__SUPPLIED INFORMATION__:

--- BEGIN ---

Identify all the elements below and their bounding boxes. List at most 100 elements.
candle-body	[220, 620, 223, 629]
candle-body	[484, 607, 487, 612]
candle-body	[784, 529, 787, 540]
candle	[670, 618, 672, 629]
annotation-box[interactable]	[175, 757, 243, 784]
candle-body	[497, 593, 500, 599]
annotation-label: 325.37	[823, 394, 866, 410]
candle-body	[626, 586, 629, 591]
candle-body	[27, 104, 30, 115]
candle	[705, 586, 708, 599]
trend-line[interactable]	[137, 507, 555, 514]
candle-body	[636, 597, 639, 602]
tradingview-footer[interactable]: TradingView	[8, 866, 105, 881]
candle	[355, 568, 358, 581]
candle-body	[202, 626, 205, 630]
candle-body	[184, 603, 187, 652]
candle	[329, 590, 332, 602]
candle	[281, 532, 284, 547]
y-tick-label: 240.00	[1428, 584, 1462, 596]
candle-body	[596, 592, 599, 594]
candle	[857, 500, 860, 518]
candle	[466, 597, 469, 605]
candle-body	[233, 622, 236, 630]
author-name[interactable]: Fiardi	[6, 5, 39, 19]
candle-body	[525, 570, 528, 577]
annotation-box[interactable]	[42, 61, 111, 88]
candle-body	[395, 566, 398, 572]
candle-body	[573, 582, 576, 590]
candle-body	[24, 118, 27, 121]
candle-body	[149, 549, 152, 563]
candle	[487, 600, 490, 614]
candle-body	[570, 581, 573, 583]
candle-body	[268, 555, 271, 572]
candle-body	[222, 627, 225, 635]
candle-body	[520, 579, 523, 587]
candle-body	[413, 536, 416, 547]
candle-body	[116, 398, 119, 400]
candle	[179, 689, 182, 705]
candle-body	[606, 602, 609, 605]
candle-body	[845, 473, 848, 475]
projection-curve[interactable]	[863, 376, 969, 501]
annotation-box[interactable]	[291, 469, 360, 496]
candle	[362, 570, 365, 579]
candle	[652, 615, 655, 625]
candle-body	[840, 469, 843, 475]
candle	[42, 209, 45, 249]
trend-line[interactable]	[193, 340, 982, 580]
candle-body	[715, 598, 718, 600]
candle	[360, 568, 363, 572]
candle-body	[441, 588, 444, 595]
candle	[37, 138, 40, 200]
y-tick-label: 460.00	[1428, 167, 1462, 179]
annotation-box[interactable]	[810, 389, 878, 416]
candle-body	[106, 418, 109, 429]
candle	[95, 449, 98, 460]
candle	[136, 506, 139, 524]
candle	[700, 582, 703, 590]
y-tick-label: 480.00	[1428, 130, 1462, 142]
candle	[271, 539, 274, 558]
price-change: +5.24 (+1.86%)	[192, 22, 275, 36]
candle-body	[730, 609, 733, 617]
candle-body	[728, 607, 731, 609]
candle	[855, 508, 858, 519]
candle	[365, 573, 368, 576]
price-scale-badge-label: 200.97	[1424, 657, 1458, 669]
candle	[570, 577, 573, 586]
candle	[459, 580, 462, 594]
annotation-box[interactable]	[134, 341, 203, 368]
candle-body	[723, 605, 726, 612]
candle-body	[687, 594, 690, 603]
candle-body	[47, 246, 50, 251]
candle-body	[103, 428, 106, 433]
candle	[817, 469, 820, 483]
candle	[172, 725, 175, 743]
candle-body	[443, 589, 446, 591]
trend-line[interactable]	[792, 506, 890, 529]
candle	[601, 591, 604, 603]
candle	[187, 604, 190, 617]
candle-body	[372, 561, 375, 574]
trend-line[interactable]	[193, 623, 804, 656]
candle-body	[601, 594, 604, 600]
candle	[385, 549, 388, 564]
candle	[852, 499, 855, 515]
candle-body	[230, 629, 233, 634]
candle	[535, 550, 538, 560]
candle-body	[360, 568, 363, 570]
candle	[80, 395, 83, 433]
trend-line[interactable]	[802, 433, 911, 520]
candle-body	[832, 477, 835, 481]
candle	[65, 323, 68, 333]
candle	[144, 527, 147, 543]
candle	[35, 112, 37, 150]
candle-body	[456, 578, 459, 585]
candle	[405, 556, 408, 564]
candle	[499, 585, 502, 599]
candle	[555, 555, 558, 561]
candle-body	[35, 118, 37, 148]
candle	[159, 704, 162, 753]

--- END ---

__INSTRUCTION__:
Update the data from the very first line through the line containing "581, 573, 583]", both ends included, replacing "annotation-box" with "note-box" everywhere and leaving everything else unchanged.

__THE RESULT__:
Identify all the elements below and their bounding boxes. List at most 100 elements.
candle-body	[220, 620, 223, 629]
candle-body	[484, 607, 487, 612]
candle-body	[784, 529, 787, 540]
candle	[670, 618, 672, 629]
note-box[interactable]	[175, 757, 243, 784]
candle-body	[497, 593, 500, 599]
annotation-label: 325.37	[823, 394, 866, 410]
candle-body	[626, 586, 629, 591]
candle-body	[27, 104, 30, 115]
candle	[705, 586, 708, 599]
trend-line[interactable]	[137, 507, 555, 514]
candle-body	[636, 597, 639, 602]
tradingview-footer[interactable]: TradingView	[8, 866, 105, 881]
candle	[355, 568, 358, 581]
candle-body	[202, 626, 205, 630]
candle-body	[184, 603, 187, 652]
candle	[329, 590, 332, 602]
candle	[281, 532, 284, 547]
y-tick-label: 240.00	[1428, 584, 1462, 596]
candle-body	[596, 592, 599, 594]
candle	[857, 500, 860, 518]
candle	[466, 597, 469, 605]
candle-body	[233, 622, 236, 630]
author-name[interactable]: Fiardi	[6, 5, 39, 19]
candle-body	[525, 570, 528, 577]
note-box[interactable]	[42, 61, 111, 88]
candle-body	[395, 566, 398, 572]
candle-body	[573, 582, 576, 590]
candle-body	[24, 118, 27, 121]
candle-body	[149, 549, 152, 563]
candle	[487, 600, 490, 614]
candle-body	[570, 581, 573, 583]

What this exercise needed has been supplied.